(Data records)
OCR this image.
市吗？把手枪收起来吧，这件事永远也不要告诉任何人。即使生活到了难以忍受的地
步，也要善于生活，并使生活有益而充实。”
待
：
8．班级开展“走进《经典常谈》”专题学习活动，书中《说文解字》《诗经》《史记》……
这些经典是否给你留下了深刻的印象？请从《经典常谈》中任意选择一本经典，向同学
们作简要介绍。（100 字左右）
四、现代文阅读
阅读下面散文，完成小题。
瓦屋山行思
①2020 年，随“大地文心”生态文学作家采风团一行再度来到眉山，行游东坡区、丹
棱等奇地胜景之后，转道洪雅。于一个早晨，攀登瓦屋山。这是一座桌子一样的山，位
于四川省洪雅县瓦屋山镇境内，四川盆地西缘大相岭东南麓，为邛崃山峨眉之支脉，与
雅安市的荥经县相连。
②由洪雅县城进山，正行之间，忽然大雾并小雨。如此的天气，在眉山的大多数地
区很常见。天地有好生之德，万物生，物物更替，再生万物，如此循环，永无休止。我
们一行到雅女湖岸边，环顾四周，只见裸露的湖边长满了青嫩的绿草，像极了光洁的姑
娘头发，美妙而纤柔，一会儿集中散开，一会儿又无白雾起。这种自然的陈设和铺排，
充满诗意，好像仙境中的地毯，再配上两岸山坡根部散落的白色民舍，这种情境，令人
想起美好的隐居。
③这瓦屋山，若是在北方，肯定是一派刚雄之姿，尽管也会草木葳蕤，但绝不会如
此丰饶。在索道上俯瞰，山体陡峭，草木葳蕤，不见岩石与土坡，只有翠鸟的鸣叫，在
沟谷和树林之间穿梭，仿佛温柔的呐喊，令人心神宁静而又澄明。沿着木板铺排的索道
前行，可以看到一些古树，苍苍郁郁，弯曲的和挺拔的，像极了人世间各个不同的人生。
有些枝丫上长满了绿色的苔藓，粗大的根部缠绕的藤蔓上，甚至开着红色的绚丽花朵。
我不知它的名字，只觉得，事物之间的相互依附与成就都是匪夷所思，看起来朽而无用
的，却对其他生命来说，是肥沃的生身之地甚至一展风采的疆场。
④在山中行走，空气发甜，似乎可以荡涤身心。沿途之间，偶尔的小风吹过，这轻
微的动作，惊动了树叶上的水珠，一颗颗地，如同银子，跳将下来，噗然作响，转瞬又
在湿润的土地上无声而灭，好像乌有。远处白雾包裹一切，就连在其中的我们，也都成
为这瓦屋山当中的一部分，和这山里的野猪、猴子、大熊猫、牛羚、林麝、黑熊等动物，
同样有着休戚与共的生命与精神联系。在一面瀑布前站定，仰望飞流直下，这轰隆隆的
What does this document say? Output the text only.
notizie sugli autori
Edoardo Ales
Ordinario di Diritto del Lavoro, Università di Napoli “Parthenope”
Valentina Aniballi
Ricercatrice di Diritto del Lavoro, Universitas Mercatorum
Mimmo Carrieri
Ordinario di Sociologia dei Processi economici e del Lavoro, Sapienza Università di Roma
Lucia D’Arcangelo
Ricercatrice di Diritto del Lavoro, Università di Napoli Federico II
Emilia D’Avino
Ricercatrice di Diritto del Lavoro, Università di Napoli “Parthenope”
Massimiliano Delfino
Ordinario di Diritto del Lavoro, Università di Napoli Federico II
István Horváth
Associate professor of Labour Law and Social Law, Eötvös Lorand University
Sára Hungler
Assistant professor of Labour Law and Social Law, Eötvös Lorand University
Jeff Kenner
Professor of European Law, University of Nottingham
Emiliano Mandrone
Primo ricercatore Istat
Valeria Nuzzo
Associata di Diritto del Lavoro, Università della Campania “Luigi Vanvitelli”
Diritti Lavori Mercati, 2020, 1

* [The exercise]
Exactly and only the lines from the one containing "What does this" through the end of the material are to be reproduced, both ends included.

* [Solution to the exercise]
What does this document say? Output the text only.
notizie sugli autori
Edoardo Ales
Ordinario di Diritto del Lavoro, Università di Napoli “Parthenope”
Valentina Aniballi
Ricercatrice di Diritto del Lavoro, Universitas Mercatorum
Mimmo Carrieri
Ordinario di Sociologia dei Processi economici e del Lavoro, Sapienza Università di Roma
Lucia D’Arcangelo
Ricercatrice di Diritto del Lavoro, Università di Napoli Federico II
Emilia D’Avino
Ricercatrice di Diritto del Lavoro, Università di Napoli “Parthenope”
Massimiliano Delfino
Ordinario di Diritto del Lavoro, Università di Napoli Federico II
István Horváth
Associate professor of Labour Law and Social Law, Eötvös Lorand University
Sára Hungler
Assistant professor of Labour Law and Social Law, Eötvös Lorand University
Jeff Kenner
Professor of European Law, University of Nottingham
Emiliano Mandrone
Primo ricercatore Istat
Valeria Nuzzo
Associata di Diritto del Lavoro, Università della Campania “Luigi Vanvitelli”
Diritti Lavori Mercati, 2020, 1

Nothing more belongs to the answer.